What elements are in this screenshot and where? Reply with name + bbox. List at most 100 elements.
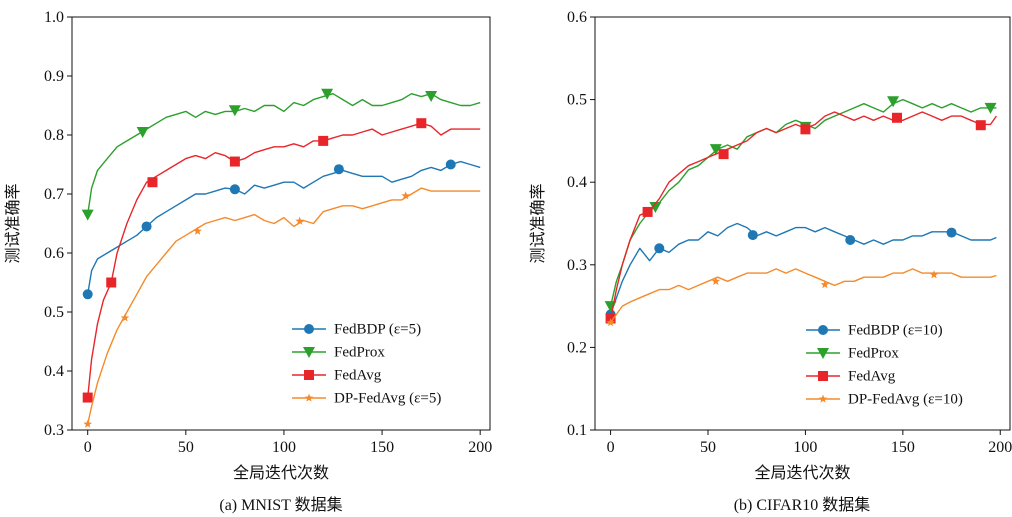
x-tick-label: 200 (988, 439, 1012, 456)
series-1 (82, 159, 481, 300)
legend-item: FedProx (806, 345, 899, 361)
data-point (642, 206, 653, 217)
data-point (106, 277, 117, 288)
y-tick-label: 0.8 (44, 127, 64, 144)
data-point (295, 216, 304, 225)
legend-item: FedBDP (ε=10) (806, 322, 943, 338)
chart-caption: (a) MNIST 数据集 (219, 496, 342, 514)
y-axis-label: 测试准确率 (4, 183, 22, 263)
data-point (333, 164, 344, 175)
x-axis-label: 全局迭代次数 (233, 464, 329, 482)
y-tick-label: 0.6 (567, 9, 587, 26)
legend-label: FedAvg (848, 368, 896, 384)
series-line (87, 122, 481, 398)
data-point (321, 88, 334, 100)
data-point (445, 159, 456, 170)
data-point (81, 209, 94, 221)
series-2 (81, 88, 481, 221)
legend-marker (818, 394, 828, 403)
data-point (82, 392, 93, 403)
data-point (401, 191, 410, 200)
series-line (609, 222, 997, 315)
series-2 (604, 96, 997, 313)
legend-label: FedProx (848, 345, 899, 361)
data-point (604, 301, 617, 313)
data-point (975, 120, 986, 131)
data-point (845, 235, 856, 246)
legend-item: FedProx (292, 344, 385, 360)
legend-marker (817, 348, 829, 359)
legend-label: DP-FedAvg (ε=10) (848, 391, 963, 407)
x-tick-label: 0 (84, 439, 92, 456)
legend-item: FedAvg (292, 367, 382, 383)
y-tick-label: 0.2 (567, 339, 587, 356)
data-point (946, 227, 957, 238)
legend-marker (303, 347, 315, 358)
data-point (891, 112, 902, 123)
data-point (193, 226, 202, 235)
series-line (87, 187, 481, 425)
legend-label: FedAvg (334, 367, 382, 383)
legend-marker (304, 370, 314, 380)
y-tick-label: 0.5 (44, 304, 64, 321)
data-point (820, 280, 830, 289)
plot-frame (71, 16, 491, 431)
legend-box (800, 318, 996, 414)
data-point (709, 144, 722, 156)
data-point (929, 270, 939, 279)
x-tick-label: 100 (272, 439, 296, 456)
legend-item: DP-FedAvg (ε=5) (292, 390, 441, 406)
legend-marker (818, 371, 828, 381)
legend-marker (304, 324, 314, 334)
plot-frame (594, 16, 1011, 431)
legend: FedBDP (ε=10) FedProx FedAvg DP-FedAvg (ε=1… (800, 318, 996, 414)
x-tick-label: 50 (178, 439, 194, 456)
legend-label: FedBDP (ε=10) (848, 322, 943, 338)
data-point (747, 230, 758, 241)
y-tick-label: 0.3 (44, 422, 64, 439)
legend-marker (818, 325, 828, 335)
legend-item: DP-FedAvg (ε=10) (806, 391, 963, 407)
legend: FedBDP (ε=5) FedProx FedAvg DP-FedAvg (ε=5) (286, 317, 476, 413)
chart-panel-1: 0 50 100 150 200 0.3 0.4 0.5 0.6 0.7 0.8 0.9 1.0 全局迭代… (4, 9, 492, 514)
data-point (711, 276, 721, 285)
series-3 (605, 111, 997, 324)
data-point (718, 149, 729, 160)
series-4 (606, 268, 997, 327)
data-point (229, 156, 240, 167)
series-line (87, 93, 481, 215)
data-point (318, 135, 329, 146)
series-3 (82, 118, 481, 403)
chart-caption: (b) CIFAR10 数据集 (734, 496, 871, 514)
legend-label: FedBDP (ε=5) (334, 321, 421, 337)
data-point (147, 177, 158, 188)
y-tick-label: 0.7 (44, 186, 64, 203)
data-point (120, 313, 130, 322)
data-point (83, 419, 92, 428)
y-axis-label: 测试准确率 (529, 183, 547, 263)
x-tick-label: 150 (891, 439, 915, 456)
y-tick-label: 0.4 (567, 174, 587, 191)
series-4 (83, 187, 481, 428)
data-point (887, 96, 900, 108)
y-tick-label: 0.5 (567, 92, 587, 109)
data-point (800, 124, 811, 135)
data-point (416, 118, 427, 129)
series-1 (605, 222, 997, 320)
data-point (654, 243, 665, 254)
data-point (425, 91, 438, 103)
data-point (649, 201, 662, 213)
y-tick-label: 0.3 (567, 257, 587, 274)
data-point (606, 318, 615, 327)
x-tick-label: 0 (607, 439, 615, 456)
data-point (136, 127, 149, 139)
y-tick-label: 1.0 (44, 9, 64, 26)
data-point (82, 289, 93, 300)
y-tick-label: 0.9 (44, 68, 64, 85)
legend-item: FedAvg (806, 368, 896, 384)
x-axis-label: 全局迭代次数 (754, 464, 850, 482)
legend-label: FedProx (334, 344, 385, 360)
chart-panel-2: 0 50 100 150 200 0.1 0.2 0.3 0.4 0.5 0.6 全局迭代次数 测试准确… (529, 9, 1012, 514)
y-tick-label: 0.4 (44, 363, 64, 380)
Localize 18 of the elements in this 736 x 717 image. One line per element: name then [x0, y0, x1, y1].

*-*-*

Exercise requirements:
Swap "data-point" for "point" in everything from the line with "x-tick-label: 200 (988, 439, 1012, 456)" down to the line with "data-point (295, 216, 304, 225)" in the records, and give only those lines back with nothing else altered.

Output:
x-tick-label: 200 (988, 439, 1012, 456)
series-1 (82, 159, 481, 300)
legend-item: FedProx (806, 345, 899, 361)
point (642, 206, 653, 217)
point (106, 277, 117, 288)
y-tick-label: 0.8 (44, 127, 64, 144)
point (295, 216, 304, 225)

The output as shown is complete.